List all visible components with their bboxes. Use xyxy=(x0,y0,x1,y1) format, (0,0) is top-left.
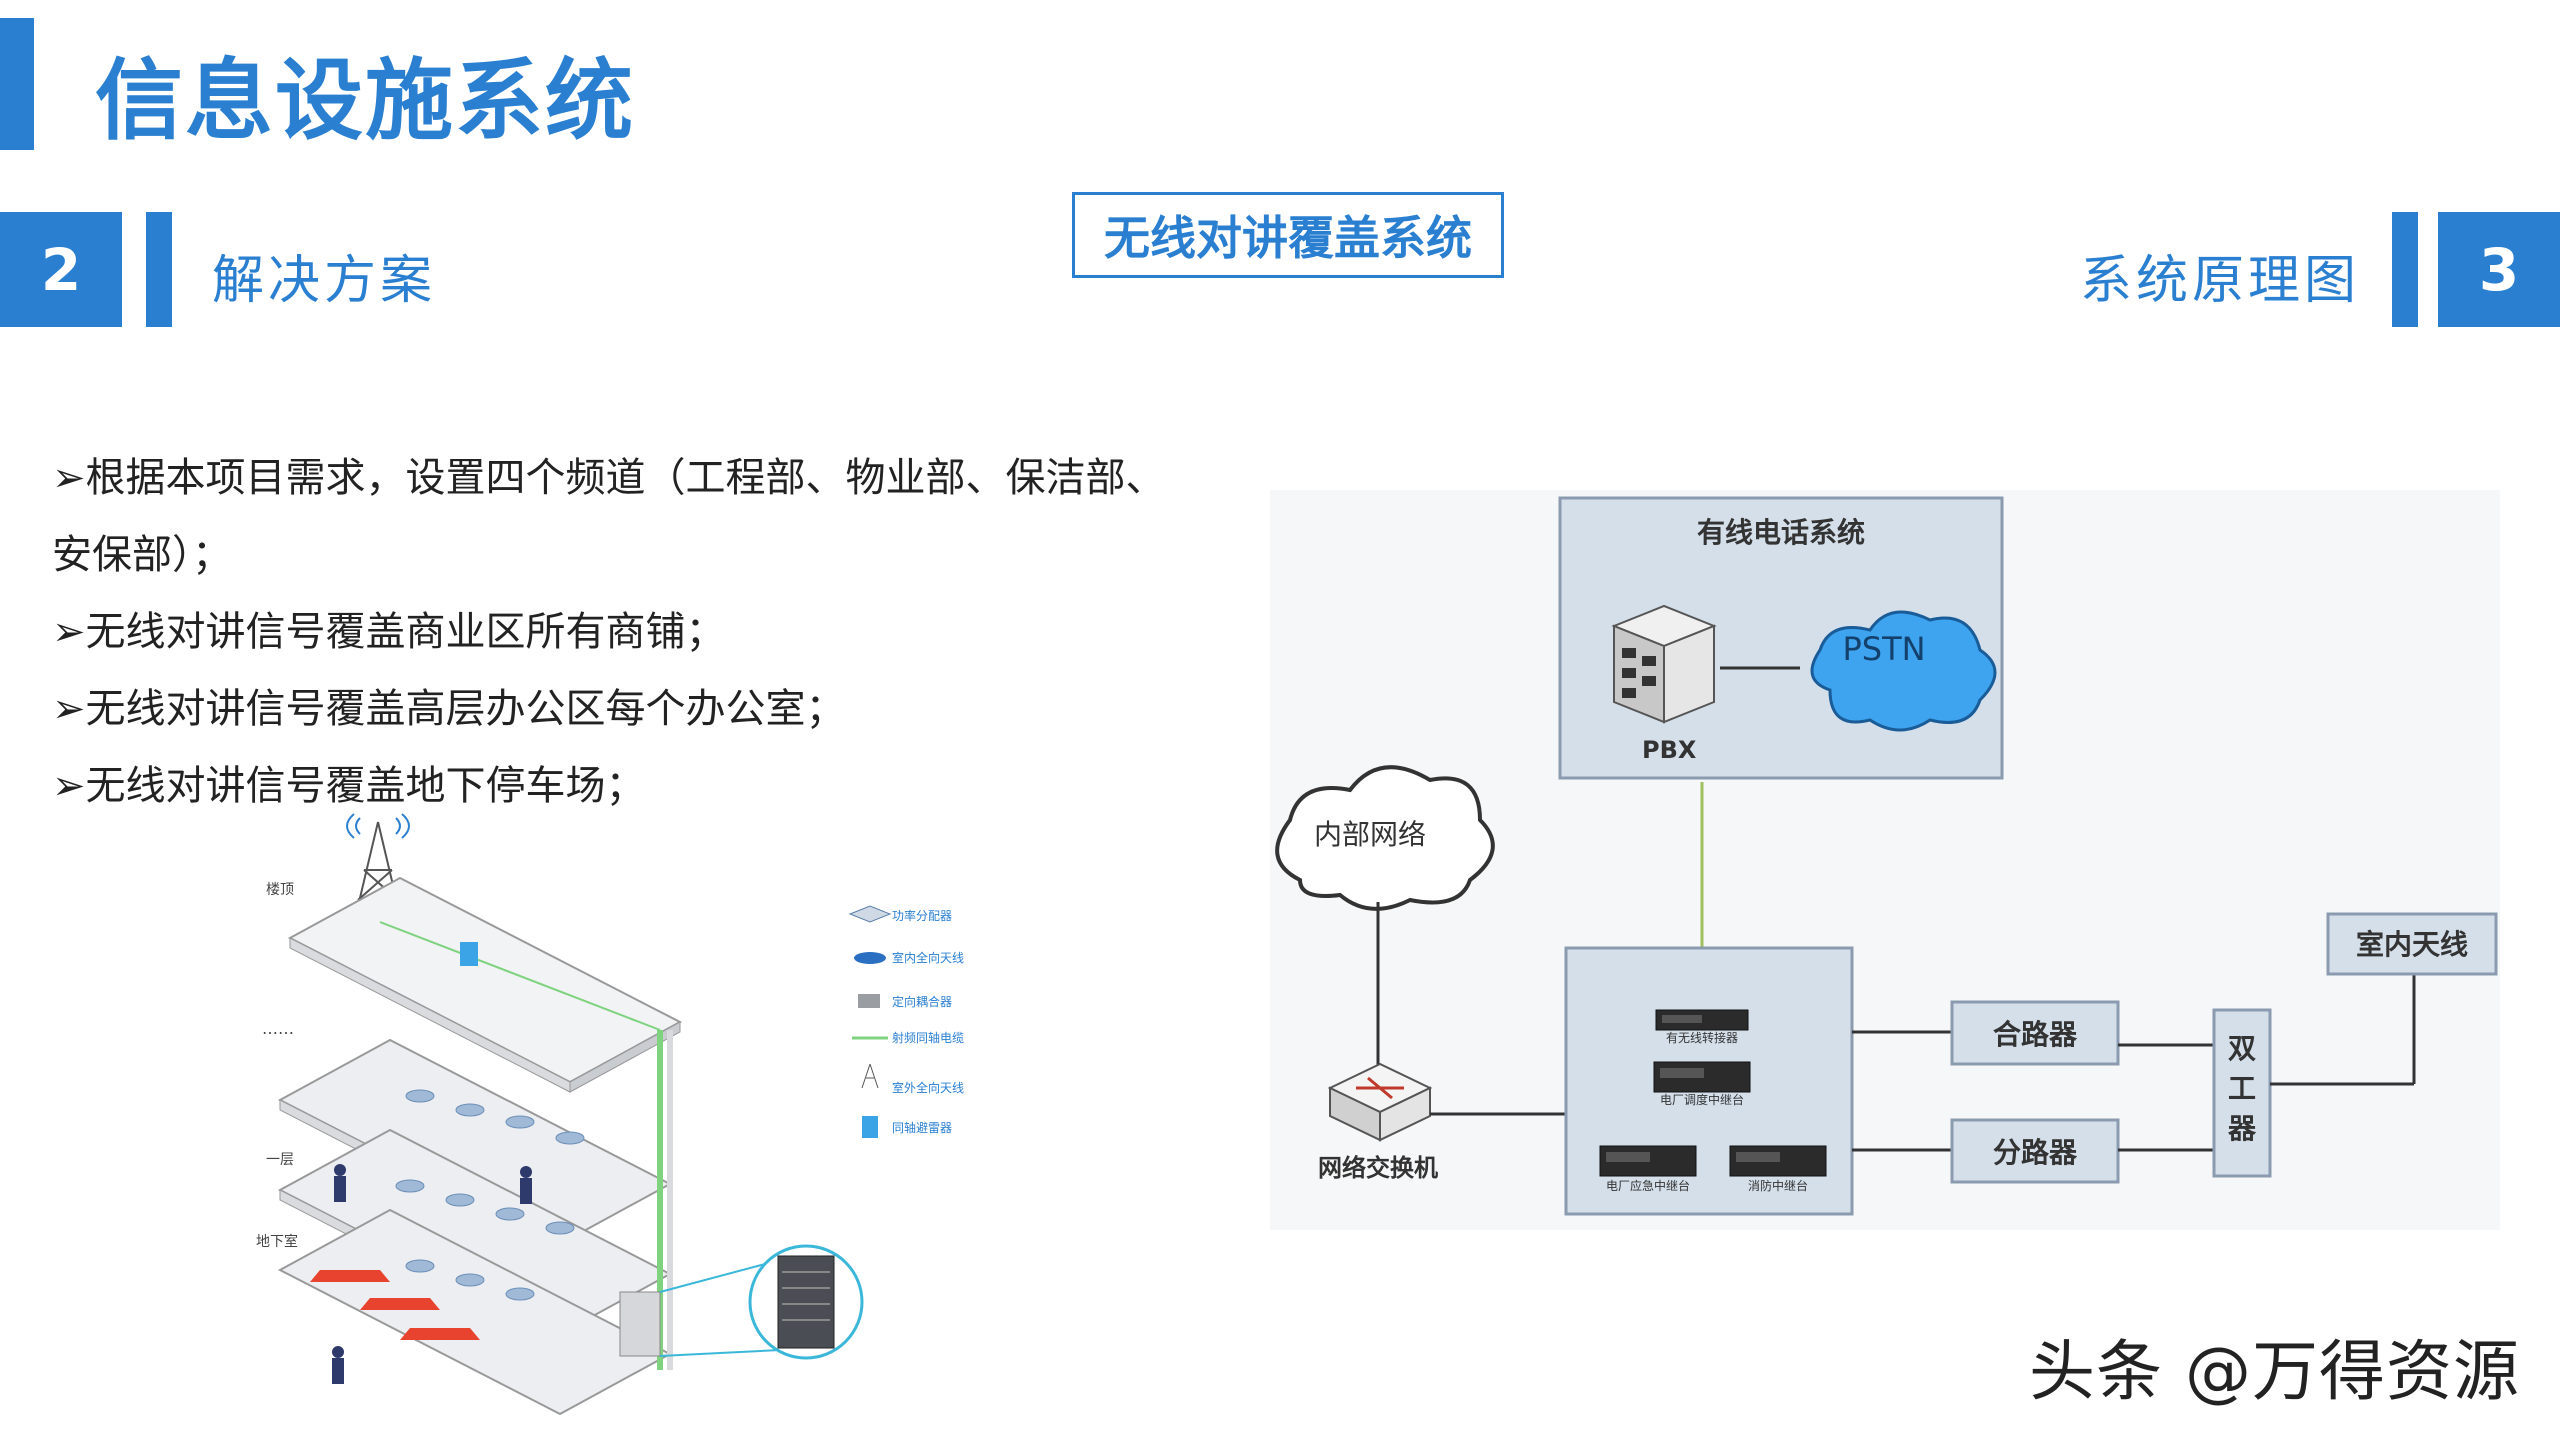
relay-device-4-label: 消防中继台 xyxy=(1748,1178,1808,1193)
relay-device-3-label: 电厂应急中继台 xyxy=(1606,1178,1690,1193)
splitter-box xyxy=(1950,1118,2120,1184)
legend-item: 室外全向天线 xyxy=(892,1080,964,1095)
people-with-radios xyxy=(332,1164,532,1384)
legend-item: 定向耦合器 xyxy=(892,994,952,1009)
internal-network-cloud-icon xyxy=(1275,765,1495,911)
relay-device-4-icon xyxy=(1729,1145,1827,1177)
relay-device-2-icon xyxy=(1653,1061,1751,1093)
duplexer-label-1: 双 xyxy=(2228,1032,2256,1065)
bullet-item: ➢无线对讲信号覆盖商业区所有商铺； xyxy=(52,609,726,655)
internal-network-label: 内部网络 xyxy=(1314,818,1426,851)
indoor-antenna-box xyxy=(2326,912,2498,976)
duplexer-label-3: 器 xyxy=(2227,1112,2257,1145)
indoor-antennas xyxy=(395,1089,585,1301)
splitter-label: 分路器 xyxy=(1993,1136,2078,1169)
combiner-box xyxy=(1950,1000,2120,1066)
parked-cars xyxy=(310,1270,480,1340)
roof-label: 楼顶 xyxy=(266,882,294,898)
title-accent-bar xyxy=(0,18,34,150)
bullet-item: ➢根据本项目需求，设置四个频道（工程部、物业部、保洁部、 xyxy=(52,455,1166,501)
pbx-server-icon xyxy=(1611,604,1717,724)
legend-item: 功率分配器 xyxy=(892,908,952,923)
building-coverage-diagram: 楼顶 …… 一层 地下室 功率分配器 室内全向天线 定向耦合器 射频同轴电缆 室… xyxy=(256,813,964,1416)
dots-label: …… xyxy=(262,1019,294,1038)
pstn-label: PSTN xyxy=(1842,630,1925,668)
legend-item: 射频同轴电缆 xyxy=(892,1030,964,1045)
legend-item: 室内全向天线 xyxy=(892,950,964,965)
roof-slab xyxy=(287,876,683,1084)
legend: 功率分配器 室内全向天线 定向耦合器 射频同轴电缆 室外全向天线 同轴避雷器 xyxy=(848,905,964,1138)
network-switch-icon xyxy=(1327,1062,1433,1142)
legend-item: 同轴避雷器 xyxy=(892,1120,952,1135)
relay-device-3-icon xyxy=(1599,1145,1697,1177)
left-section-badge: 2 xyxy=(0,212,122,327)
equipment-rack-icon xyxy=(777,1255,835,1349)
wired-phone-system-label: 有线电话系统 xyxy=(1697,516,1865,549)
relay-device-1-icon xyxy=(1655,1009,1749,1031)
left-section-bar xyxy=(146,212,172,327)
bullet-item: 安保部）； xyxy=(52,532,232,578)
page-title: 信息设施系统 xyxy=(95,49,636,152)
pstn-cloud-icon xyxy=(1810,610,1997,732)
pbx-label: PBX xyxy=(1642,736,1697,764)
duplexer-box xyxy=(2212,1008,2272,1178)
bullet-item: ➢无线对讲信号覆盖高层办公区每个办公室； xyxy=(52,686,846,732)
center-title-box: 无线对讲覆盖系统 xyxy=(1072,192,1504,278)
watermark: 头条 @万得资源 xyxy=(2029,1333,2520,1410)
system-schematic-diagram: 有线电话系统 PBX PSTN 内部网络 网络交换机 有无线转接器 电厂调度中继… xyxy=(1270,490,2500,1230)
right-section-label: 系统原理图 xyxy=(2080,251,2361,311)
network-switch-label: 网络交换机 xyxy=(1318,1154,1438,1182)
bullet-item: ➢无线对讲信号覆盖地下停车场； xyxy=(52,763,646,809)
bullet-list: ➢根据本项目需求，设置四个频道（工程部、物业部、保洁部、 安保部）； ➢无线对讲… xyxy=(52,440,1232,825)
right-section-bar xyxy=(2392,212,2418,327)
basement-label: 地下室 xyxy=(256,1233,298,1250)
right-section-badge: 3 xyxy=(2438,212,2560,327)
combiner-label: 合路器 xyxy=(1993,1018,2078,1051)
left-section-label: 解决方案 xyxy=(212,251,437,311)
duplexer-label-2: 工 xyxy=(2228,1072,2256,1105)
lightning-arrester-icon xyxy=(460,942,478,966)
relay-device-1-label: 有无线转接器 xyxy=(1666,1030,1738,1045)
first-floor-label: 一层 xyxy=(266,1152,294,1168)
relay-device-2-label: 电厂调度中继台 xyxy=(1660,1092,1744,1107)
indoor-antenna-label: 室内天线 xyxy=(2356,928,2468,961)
******************************
* _Job_
Please write out every line of the records above as a numbered list, dropping blank lines and leaving the pictures out.

* _Completed exercise_
1. List all visible components with their bboxes. Use xyxy=(x0,y0,x1,y1) format, (0,0) is top-left.
2. relay-device-4-label: 消防中继台 xyxy=(1748,1178,1808,1193)
3. relay-device-3-label: 电厂应急中继台 xyxy=(1606,1178,1690,1193)
4. splitter-box xyxy=(1950,1118,2120,1184)
5. legend-item: 室外全向天线 xyxy=(892,1080,964,1095)
6. people-with-radios xyxy=(332,1164,532,1384)
7. legend-item: 定向耦合器 xyxy=(892,994,952,1009)
8. internal-network-cloud-icon xyxy=(1275,765,1495,911)
9. relay-device-4-icon xyxy=(1729,1145,1827,1177)
10. relay-device-2-icon xyxy=(1653,1061,1751,1093)
11. duplexer-label-1: 双 xyxy=(2228,1032,2256,1065)
12. bullet-item: ➢无线对讲信号覆盖商业区所有商铺； xyxy=(52,609,726,655)
13. internal-network-label: 内部网络 xyxy=(1314,818,1426,851)
14. indoor-antenna-box xyxy=(2326,912,2498,976)
15. duplexer-label-3: 器 xyxy=(2227,1112,2257,1145)
16. indoor-antennas xyxy=(395,1089,585,1301)
17. splitter-label: 分路器 xyxy=(1993,1136,2078,1169)
18. combiner-box xyxy=(1950,1000,2120,1066)
19. parked-cars xyxy=(310,1270,480,1340)
20. roof-label: 楼顶 xyxy=(266,882,294,898)
21. title-accent-bar xyxy=(0,18,34,150)
22. bullet-item: ➢根据本项目需求，设置四个频道（工程部、物业部、保洁部、 xyxy=(52,455,1166,501)
23. pbx-server-icon xyxy=(1611,604,1717,724)
24. legend-item: 功率分配器 xyxy=(892,908,952,923)
25. building-coverage-diagram: 楼顶 …… 一层 地下室 功率分配器 室内全向天线 定向耦合器 射频同轴电缆 室… xyxy=(256,813,964,1416)
26. dots-label: …… xyxy=(262,1019,294,1038)
27. pstn-label: PSTN xyxy=(1842,630,1925,668)
28. legend-item: 射频同轴电缆 xyxy=(892,1030,964,1045)
29. legend-item: 室内全向天线 xyxy=(892,950,964,965)
30. roof-slab xyxy=(287,876,683,1084)
31. legend: 功率分配器 室内全向天线 定向耦合器 射频同轴电缆 室外全向天线 同轴避雷器 xyxy=(848,905,964,1138)
32. network-switch-icon xyxy=(1327,1062,1433,1142)
33. legend-item: 同轴避雷器 xyxy=(892,1120,952,1135)
34. relay-device-3-icon xyxy=(1599,1145,1697,1177)
35. left-section-badge: 2 xyxy=(0,212,122,327)
36. equipment-rack-icon xyxy=(777,1255,835,1349)
37. wired-phone-system-label: 有线电话系统 xyxy=(1697,516,1865,549)
38. relay-device-1-icon xyxy=(1655,1009,1749,1031)
39. left-section-bar xyxy=(146,212,172,327)
40. bullet-item: 安保部）； xyxy=(52,532,232,578)
41. page-title: 信息设施系统 xyxy=(95,49,636,152)
42. pstn-cloud-icon xyxy=(1810,610,1997,732)
43. pbx-label: PBX xyxy=(1642,736,1697,764)
44. duplexer-box xyxy=(2212,1008,2272,1178)
45. bullet-item: ➢无线对讲信号覆盖高层办公区每个办公室； xyxy=(52,686,846,732)
46. center-title-box: 无线对讲覆盖系统 xyxy=(1072,192,1504,278)
47. watermark: 头条 @万得资源 xyxy=(2029,1333,2520,1410)
48. system-schematic-diagram: 有线电话系统 PBX PSTN 内部网络 网络交换机 有无线转接器 电厂调度中继… xyxy=(1270,490,2500,1230)
49. right-section-label: 系统原理图 xyxy=(2080,251,2361,311)
50. network-switch-label: 网络交换机 xyxy=(1318,1154,1438,1182)
51. bullet-item: ➢无线对讲信号覆盖地下停车场； xyxy=(52,763,646,809)
52. bullet-list: ➢根据本项目需求，设置四个频道（工程部、物业部、保洁部、 安保部）； ➢无线对讲… xyxy=(52,440,1232,825)
53. right-section-bar xyxy=(2392,212,2418,327)
54. basement-label: 地下室 xyxy=(256,1233,298,1250)
55. right-section-badge: 3 xyxy=(2438,212,2560,327)
56. combiner-label: 合路器 xyxy=(1993,1018,2078,1051)
57. left-section-label: 解决方案 xyxy=(212,251,437,311)
58. duplexer-label-2: 工 xyxy=(2228,1072,2256,1105)
59. lightning-arrester-icon xyxy=(460,942,478,966)
60. relay-device-1-label: 有无线转接器 xyxy=(1666,1030,1738,1045)
61. first-floor-label: 一层 xyxy=(266,1152,294,1168)
62. relay-device-2-label: 电厂调度中继台 xyxy=(1660,1092,1744,1107)
63. indoor-antenna-label: 室内天线 xyxy=(2356,928,2468,961)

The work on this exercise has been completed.